ENTRIES
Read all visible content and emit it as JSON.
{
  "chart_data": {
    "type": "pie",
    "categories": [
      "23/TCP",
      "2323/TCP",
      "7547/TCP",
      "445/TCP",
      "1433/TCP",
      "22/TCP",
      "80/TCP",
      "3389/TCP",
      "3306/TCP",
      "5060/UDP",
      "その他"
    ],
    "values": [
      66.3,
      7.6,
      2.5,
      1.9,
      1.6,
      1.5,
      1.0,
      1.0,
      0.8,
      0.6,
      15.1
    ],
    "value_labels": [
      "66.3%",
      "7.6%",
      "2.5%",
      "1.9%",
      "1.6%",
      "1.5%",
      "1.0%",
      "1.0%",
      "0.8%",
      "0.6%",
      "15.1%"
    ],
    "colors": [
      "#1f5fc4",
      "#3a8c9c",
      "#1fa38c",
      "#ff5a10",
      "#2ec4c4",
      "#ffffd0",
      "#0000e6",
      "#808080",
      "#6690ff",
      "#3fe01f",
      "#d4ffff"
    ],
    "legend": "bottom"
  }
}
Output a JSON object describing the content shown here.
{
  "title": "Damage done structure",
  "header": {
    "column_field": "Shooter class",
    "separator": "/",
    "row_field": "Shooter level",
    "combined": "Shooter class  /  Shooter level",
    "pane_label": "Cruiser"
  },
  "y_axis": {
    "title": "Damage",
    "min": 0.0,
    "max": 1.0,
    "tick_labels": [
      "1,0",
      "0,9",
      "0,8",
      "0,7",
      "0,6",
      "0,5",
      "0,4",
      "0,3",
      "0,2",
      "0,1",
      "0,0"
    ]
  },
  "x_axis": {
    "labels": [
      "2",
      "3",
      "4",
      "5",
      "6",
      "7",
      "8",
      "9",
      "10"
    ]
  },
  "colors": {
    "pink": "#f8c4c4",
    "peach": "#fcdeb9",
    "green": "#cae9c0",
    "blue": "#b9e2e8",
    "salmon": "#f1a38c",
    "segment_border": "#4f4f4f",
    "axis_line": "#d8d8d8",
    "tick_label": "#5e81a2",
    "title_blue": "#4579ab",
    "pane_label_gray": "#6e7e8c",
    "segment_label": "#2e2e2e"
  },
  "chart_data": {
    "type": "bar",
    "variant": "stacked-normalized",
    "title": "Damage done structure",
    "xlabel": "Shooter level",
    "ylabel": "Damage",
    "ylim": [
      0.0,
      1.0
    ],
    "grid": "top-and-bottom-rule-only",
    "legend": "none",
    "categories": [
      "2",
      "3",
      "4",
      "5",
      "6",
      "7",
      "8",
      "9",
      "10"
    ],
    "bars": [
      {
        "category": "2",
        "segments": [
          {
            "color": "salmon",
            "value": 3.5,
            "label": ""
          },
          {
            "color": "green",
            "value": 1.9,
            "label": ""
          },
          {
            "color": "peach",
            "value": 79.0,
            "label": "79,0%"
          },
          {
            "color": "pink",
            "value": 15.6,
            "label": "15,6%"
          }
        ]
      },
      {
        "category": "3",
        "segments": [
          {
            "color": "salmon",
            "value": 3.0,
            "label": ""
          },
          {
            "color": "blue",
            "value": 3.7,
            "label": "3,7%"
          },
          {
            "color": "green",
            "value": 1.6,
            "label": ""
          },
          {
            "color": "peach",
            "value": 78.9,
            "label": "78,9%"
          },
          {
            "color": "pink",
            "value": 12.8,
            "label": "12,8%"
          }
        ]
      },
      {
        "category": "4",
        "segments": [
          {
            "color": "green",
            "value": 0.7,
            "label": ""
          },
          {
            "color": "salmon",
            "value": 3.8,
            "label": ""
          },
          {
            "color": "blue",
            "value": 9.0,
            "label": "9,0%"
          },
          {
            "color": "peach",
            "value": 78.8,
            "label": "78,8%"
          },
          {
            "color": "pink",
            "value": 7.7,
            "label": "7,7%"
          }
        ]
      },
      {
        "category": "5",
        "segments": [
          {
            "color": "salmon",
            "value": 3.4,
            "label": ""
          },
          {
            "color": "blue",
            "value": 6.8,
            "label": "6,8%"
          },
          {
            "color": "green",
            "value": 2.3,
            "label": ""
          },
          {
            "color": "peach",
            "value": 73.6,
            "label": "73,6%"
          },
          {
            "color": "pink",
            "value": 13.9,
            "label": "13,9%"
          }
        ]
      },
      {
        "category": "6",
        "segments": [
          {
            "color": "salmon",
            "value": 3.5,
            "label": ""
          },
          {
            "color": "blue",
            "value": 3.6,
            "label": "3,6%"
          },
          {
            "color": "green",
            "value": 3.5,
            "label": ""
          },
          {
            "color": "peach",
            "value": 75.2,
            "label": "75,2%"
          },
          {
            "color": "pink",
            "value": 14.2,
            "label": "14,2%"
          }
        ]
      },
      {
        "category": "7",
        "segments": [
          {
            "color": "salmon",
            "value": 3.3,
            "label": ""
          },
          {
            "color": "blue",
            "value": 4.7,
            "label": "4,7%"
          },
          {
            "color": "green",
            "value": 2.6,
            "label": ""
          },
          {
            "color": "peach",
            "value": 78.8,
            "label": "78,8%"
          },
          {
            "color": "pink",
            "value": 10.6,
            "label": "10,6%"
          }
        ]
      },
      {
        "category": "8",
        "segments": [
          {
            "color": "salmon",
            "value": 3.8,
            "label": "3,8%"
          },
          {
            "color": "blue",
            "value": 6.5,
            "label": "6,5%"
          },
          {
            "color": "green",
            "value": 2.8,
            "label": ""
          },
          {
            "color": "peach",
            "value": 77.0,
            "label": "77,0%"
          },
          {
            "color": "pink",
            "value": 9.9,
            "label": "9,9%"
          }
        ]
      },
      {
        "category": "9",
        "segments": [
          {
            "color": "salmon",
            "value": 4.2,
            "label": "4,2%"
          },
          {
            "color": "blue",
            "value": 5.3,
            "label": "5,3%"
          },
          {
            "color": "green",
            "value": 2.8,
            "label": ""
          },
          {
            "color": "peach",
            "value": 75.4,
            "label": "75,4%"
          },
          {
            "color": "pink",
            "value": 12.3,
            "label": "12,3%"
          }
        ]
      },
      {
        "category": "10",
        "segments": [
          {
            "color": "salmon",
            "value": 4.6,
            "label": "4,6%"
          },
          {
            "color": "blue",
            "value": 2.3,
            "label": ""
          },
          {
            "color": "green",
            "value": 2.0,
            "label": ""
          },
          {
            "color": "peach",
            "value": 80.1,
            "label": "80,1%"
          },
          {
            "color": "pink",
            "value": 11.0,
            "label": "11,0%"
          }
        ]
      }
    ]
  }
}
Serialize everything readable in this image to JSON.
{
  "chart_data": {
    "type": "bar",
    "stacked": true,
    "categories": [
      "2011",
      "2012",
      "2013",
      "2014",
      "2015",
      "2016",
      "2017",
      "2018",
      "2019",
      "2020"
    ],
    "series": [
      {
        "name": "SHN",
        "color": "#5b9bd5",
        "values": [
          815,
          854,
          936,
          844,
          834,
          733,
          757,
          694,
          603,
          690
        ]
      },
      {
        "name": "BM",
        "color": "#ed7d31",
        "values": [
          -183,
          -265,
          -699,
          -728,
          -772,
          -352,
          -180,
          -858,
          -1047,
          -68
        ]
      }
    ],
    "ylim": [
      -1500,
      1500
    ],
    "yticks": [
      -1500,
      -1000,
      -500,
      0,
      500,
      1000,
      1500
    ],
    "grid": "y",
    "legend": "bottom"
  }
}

REQUIREMENTS
Repeat the material above in full, exactly as it stands.

OUTPUT
Read all visible content and emit it as JSON.
{
  "chart_data": {
    "type": "pie",
    "categories": [
      "23/TCP",
      "2323/TCP",
      "7547/TCP",
      "445/TCP",
      "1433/TCP",
      "22/TCP",
      "80/TCP",
      "3389/TCP",
      "3306/TCP",
      "5060/UDP",
      "その他"
    ],
    "values": [
      66.3,
      7.6,
      2.5,
      1.9,
      1.6,
      1.5,
      1.0,
      1.0,
      0.8,
      0.6,
      15.1
    ],
    "value_labels": [
      "66.3%",
      "7.6%",
      "2.5%",
      "1.9%",
      "1.6%",
      "1.5%",
      "1.0%",
      "1.0%",
      "0.8%",
      "0.6%",
      "15.1%"
    ],
    "colors": [
      "#1f5fc4",
      "#3a8c9c",
      "#1fa38c",
      "#ff5a10",
      "#2ec4c4",
      "#ffffd0",
      "#0000e6",
      "#808080",
      "#6690ff",
      "#3fe01f",
      "#d4ffff"
    ],
    "legend": "bottom"
  }
}
Output a JSON object describing the content shown here.
{
  "title": "Damage done structure",
  "header": {
    "column_field": "Shooter class",
    "separator": "/",
    "row_field": "Shooter level",
    "combined": "Shooter class  /  Shooter level",
    "pane_label": "Cruiser"
  },
  "y_axis": {
    "title": "Damage",
    "min": 0.0,
    "max": 1.0,
    "tick_labels": [
      "1,0",
      "0,9",
      "0,8",
      "0,7",
      "0,6",
      "0,5",
      "0,4",
      "0,3",
      "0,2",
      "0,1",
      "0,0"
    ]
  },
  "x_axis": {
    "labels": [
      "2",
      "3",
      "4",
      "5",
      "6",
      "7",
      "8",
      "9",
      "10"
    ]
  },
  "colors": {
    "pink": "#f8c4c4",
    "peach": "#fcdeb9",
    "green": "#cae9c0",
    "blue": "#b9e2e8",
    "salmon": "#f1a38c",
    "segment_border": "#4f4f4f",
    "axis_line": "#d8d8d8",
    "tick_label": "#5e81a2",
    "title_blue": "#4579ab",
    "pane_label_gray": "#6e7e8c",
    "segment_label": "#2e2e2e"
  },
  "chart_data": {
    "type": "bar",
    "variant": "stacked-normalized",
    "title": "Damage done structure",
    "xlabel": "Shooter level",
    "ylabel": "Damage",
    "ylim": [
      0.0,
      1.0
    ],
    "grid": "top-and-bottom-rule-only",
    "legend": "none",
    "categories": [
      "2",
      "3",
      "4",
      "5",
      "6",
      "7",
      "8",
      "9",
      "10"
    ],
    "bars": [
      {
        "category": "2",
        "segments": [
          {
            "color": "salmon",
            "value": 3.5,
            "label": ""
          },
          {
            "color": "green",
            "value": 1.9,
            "label": ""
          },
          {
            "color": "peach",
            "value": 79.0,
            "label": "79,0%"
          },
          {
            "color": "pink",
            "value": 15.6,
            "label": "15,6%"
          }
        ]
      },
      {
        "category": "3",
        "segments": [
          {
            "color": "salmon",
            "value": 3.0,
            "label": ""
          },
          {
            "color": "blue",
            "value": 3.7,
            "label": "3,7%"
          },
          {
            "color": "green",
            "value": 1.6,
            "label": ""
          },
          {
            "color": "peach",
            "value": 78.9,
            "label": "78,9%"
          },
          {
            "color": "pink",
            "value": 12.8,
            "label": "12,8%"
          }
        ]
      },
      {
        "category": "4",
        "segments": [
          {
            "color": "green",
            "value": 0.7,
            "label": ""
          },
          {
            "color": "salmon",
            "value": 3.8,
            "label": ""
          },
          {
            "color": "blue",
            "value": 9.0,
            "label": "9,0%"
          },
          {
            "color": "peach",
            "value": 78.8,
            "label": "78,8%"
          },
          {
            "color": "pink",
            "value": 7.7,
            "label": "7,7%"
          }
        ]
      },
      {
        "category": "5",
        "segments": [
          {
            "color": "salmon",
            "value": 3.4,
            "label": ""
          },
          {
            "color": "blue",
            "value": 6.8,
            "label": "6,8%"
          },
          {
            "color": "green",
            "value": 2.3,
            "label": ""
          },
          {
            "color": "peach",
            "value": 73.6,
            "label": "73,6%"
          },
          {
            "color": "pink",
            "value": 13.9,
            "label": "13,9%"
          }
        ]
      },
      {
        "category": "6",
        "segments": [
          {
            "color": "salmon",
            "value": 3.5,
            "label": ""
          },
          {
            "color": "blue",
            "value": 3.6,
            "label": "3,6%"
          },
          {
            "color": "green",
            "value": 3.5,
            "label": ""
          },
          {
            "color": "peach",
            "value": 75.2,
            "label": "75,2%"
          },
          {
            "color": "pink",
            "value": 14.2,
            "label": "14,2%"
          }
        ]
      },
      {
        "category": "7",
        "segments": [
          {
            "color": "salmon",
            "value": 3.3,
            "label": ""
          },
          {
            "color": "blue",
            "value": 4.7,
            "label": "4,7%"
          },
          {
            "color": "green",
            "value": 2.6,
            "label": ""
          },
          {
            "color": "peach",
            "value": 78.8,
            "label": "78,8%"
          },
          {
            "color": "pink",
            "value": 10.6,
            "label": "10,6%"
          }
        ]
      },
      {
        "category": "8",
        "segments": [
          {
            "color": "salmon",
            "value": 3.8,
            "label": "3,8%"
          },
          {
            "color": "blue",
            "value": 6.5,
            "label": "6,5%"
          },
          {
            "color": "green",
            "value": 2.8,
            "label": ""
          },
          {
            "color": "peach",
            "value": 77.0,
            "label": "77,0%"
          },
          {
            "color": "pink",
            "value": 9.9,
            "label": "9,9%"
          }
        ]
      },
      {
        "category": "9",
        "segments": [
          {
            "color": "salmon",
            "value": 4.2,
            "label": "4,2%"
          },
          {
            "color": "blue",
            "value": 5.3,
            "label": "5,3%"
          },
          {
            "color": "green",
            "value": 2.8,
            "label": ""
          },
          {
            "color": "peach",
            "value": 75.4,
            "label": "75,4%"
          },
          {
            "color": "pink",
            "value": 12.3,
            "label": "12,3%"
          }
        ]
      },
      {
        "category": "10",
        "segments": [
          {
            "color": "salmon",
            "value": 4.6,
            "label": "4,6%"
          },
          {
            "color": "blue",
            "value": 2.3,
            "label": ""
          },
          {
            "color": "green",
            "value": 2.0,
            "label": ""
          },
          {
            "color": "peach",
            "value": 80.1,
            "label": "80,1%"
          },
          {
            "color": "pink",
            "value": 11.0,
            "label": "11,0%"
          }
        ]
      }
    ]
  }
}
Serialize everything readable in this image to JSON.
{
  "chart_data": {
    "type": "bar",
    "stacked": true,
    "categories": [
      "2011",
      "2012",
      "2013",
      "2014",
      "2015",
      "2016",
      "2017",
      "2018",
      "2019",
      "2020"
    ],
    "series": [
      {
        "name": "SHN",
        "color": "#5b9bd5",
        "values": [
          815,
          854,
          936,
          844,
          834,
          733,
          757,
          694,
          603,
          690
        ]
      },
      {
        "name": "BM",
        "color": "#ed7d31",
        "values": [
          -183,
          -265,
          -699,
          -728,
          -772,
          -352,
          -180,
          -858,
          -1047,
          -68
        ]
      }
    ],
    "ylim": [
      -1500,
      1500
    ],
    "yticks": [
      -1500,
      -1000,
      -500,
      0,
      500,
      1000,
      1500
    ],
    "grid": "y",
    "legend": "bottom"
  }
}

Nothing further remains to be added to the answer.